Given text
+-------+
The terms “means” and “includes” have distinct legal meanings and cannot properly be replaced by the term “as.” Specifically, the legislative use of the term “means,” as is used in the definition of public utility under the Act, connotes an exhaustive definition. The legislative use of the term “includes,” as is used in the definitions of petroleum industry and petroleum products under the Act, connotes an expansive definition, and signifies that the lists following those definitions was intended by legislators to be non-exhaustive. In other words “all products obtained from petroleum, whether or not blended with or added to other things” fall within the definition of “petroleum products,” and their storage, sale or distribution by a person not otherwise a public utility is not included in the definition of a public utility under the Act.

 

Superior cites Sullivan on the Construction of Statutes:

         an exhaustive definition declares the complete meaning of the defined term and is generally introduced by the verb “means;”

         a non-exhaustive definition does not displace the meaning of the defined term in ordinary usage, but rather exemplifies it, or illustrates its application by providing examples, and is generally introduced by “includes.”

To the same effect is the Uniform Acts Drafting Conventions guide of the Uniform Law Conference of Canada:

“Means” and “includes” have different uses.

“Means” is appropriate for exhaustive definition (where French uses s'entend de, or no linking word at all). “Includes” is appropriate for two kinds of definitions; those that extend the defined term's usual meaning (here French uses techniques such as assimiler a), and those that merely give examples of the defined term's meaning without being exhaustive (here, French generally uses s'entend notamment de).[8]

 

While Superior acknowledges that there may be specific cases where the context in which “includes” can suggest an exhaustive definition, Superior Propane submits that is not this case. This is clearly demonstrated by the fact that the legislature was clear and specific that: “petroleum products ... includes ... all derivatives of petroleum and all products obtained from petroleum, whether or not blended with or added to other things.”[9]

 

Superior submits that in order to conclude that for the purposes of the Act only liquid petroleum is a “petroleum product,” it would be necessary to entirely ignore this language, which can hardly be said to reflect an intention to exclude any derivative of petroleum in whatever form. Indeed, it would be absurd to say that “all derivatives of petroleum” includes propane in its compressed liquid form but not propane when it is released from a pressurized storage container.
+-------+
[Element position data]
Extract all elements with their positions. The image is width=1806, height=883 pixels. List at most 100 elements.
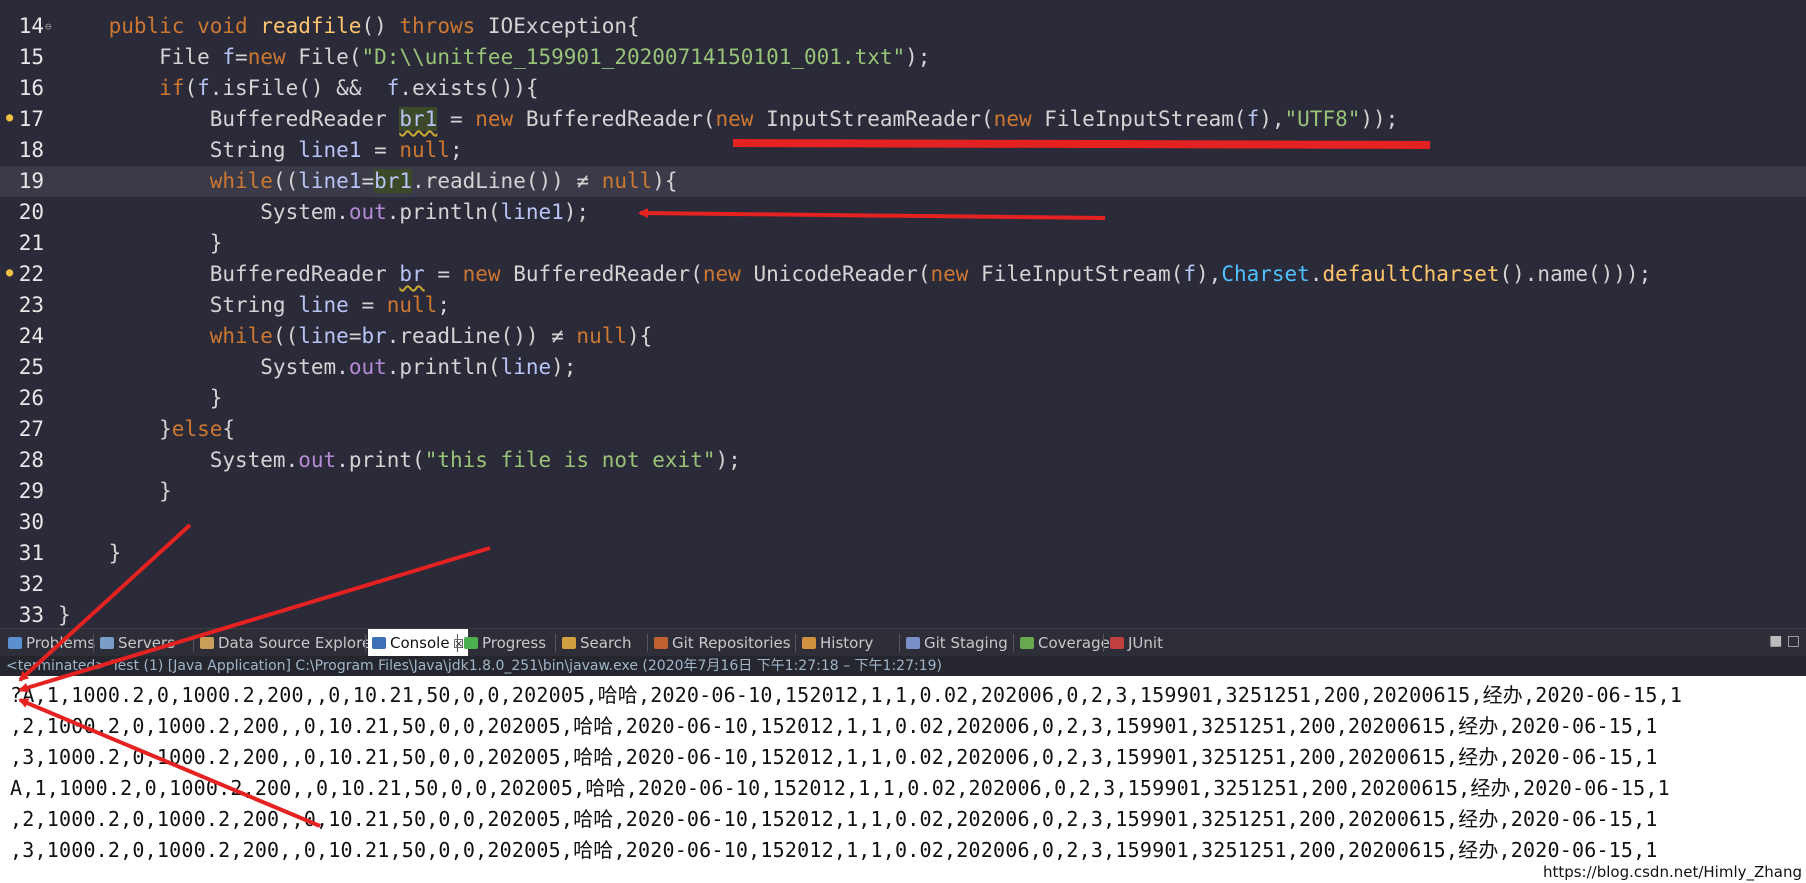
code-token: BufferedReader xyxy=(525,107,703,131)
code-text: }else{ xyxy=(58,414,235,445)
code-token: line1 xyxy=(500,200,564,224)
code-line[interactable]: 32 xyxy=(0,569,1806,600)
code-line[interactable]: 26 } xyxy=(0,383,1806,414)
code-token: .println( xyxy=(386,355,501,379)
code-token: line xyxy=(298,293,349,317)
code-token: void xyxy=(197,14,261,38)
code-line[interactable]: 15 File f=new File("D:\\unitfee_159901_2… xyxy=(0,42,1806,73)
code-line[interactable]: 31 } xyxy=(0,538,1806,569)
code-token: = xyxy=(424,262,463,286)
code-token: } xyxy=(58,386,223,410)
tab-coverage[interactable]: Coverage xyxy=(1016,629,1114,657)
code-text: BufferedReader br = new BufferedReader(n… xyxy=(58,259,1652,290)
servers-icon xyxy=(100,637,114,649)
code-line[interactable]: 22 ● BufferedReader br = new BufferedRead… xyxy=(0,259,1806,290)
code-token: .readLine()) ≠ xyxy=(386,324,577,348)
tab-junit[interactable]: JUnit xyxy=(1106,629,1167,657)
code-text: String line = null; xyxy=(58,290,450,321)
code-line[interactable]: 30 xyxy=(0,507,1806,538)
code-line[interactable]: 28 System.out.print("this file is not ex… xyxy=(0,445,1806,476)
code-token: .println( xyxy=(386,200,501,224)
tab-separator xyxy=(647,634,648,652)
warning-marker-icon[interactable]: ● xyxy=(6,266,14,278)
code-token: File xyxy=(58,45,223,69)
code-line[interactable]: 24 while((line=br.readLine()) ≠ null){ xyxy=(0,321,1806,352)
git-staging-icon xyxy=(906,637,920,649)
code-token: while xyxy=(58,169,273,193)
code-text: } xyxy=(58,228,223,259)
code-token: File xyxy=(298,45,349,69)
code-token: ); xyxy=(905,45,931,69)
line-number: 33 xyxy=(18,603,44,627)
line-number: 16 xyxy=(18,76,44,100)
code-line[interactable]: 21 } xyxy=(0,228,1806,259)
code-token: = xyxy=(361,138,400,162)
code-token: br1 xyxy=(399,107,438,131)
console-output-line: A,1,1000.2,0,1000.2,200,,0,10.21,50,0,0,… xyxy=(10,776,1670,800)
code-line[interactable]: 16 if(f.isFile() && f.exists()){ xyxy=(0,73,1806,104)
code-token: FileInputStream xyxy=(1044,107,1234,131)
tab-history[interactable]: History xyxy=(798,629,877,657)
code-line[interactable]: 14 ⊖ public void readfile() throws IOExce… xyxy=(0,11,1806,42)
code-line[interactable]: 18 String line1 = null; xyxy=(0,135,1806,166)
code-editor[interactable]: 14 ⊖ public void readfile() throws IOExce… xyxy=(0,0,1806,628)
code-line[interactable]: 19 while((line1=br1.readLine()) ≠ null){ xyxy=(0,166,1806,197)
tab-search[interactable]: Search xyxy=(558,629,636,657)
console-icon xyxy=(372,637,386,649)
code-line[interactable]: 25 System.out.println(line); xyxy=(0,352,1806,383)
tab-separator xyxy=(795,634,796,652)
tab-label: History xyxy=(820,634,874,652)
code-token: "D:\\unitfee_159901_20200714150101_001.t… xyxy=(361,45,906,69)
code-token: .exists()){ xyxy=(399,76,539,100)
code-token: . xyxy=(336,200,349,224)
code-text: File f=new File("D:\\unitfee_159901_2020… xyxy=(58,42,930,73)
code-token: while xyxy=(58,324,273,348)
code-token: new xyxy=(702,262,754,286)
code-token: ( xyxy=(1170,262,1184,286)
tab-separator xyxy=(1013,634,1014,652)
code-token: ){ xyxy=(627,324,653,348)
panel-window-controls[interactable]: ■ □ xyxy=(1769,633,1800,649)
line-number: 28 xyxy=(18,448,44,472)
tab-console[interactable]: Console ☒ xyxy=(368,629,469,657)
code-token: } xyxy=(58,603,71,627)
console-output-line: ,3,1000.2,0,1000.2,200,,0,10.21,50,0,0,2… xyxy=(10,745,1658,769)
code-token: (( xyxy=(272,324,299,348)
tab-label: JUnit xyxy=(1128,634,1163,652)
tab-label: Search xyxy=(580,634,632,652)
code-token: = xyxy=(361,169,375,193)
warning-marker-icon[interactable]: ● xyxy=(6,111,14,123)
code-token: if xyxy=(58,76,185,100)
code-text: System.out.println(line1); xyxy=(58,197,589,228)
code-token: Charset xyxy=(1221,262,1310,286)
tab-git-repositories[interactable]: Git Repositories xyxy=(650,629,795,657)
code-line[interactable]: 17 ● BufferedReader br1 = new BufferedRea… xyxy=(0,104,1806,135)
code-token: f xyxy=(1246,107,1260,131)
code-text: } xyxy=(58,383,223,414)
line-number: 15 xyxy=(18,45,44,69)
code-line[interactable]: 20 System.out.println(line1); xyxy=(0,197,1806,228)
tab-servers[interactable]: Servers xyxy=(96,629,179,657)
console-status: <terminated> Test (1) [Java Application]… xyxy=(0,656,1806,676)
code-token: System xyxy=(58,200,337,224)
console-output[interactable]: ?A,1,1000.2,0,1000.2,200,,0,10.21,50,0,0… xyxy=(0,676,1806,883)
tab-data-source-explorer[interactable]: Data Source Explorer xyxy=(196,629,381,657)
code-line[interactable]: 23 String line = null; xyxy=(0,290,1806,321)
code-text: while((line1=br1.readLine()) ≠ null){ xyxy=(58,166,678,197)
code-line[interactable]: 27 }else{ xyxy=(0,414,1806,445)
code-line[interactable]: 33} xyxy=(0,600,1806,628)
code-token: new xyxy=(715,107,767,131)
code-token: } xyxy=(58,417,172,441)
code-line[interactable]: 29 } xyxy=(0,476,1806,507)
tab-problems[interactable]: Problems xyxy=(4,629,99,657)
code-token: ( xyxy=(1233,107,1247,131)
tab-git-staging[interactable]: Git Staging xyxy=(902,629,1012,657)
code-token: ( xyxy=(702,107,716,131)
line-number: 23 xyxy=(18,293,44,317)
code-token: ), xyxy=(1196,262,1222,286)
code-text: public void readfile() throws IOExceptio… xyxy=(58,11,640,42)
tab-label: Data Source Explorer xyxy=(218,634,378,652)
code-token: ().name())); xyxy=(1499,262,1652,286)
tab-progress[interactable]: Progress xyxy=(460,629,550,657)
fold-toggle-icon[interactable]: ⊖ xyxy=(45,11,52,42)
+-------+
To be done
1. What is the stretch of the passage on statutory definitions that runs from "Superior submits that" to "pressurized storage container."? Extract it word for word.
2. Answer these about the passage on statutory definitions:
(a) Which term is used in the Act's definition of public utility?
(b) Which organization issued the Uniform Acts Drafting Conventions guide?
(c) For definitions that merely give examples without being exhaustive, what does French generally use?

Per-task answers
1.
Superior submits that in order to conclude that for the purposes of the Act only liquid petroleum is a “petroleum product,” it would be necessary to entirely ignore this language, which can hardly be said to reflect an intention to exclude any derivative of petroleum in whatever form. Indeed, it would be absurd to say that “all derivatives of petroleum” includes propane in its compressed liquid form but not propane when it is released from a pressurized storage container.

2.
(a) "Means"
(b) The Uniform Law Conference of Canada
(c) s'entend notamment de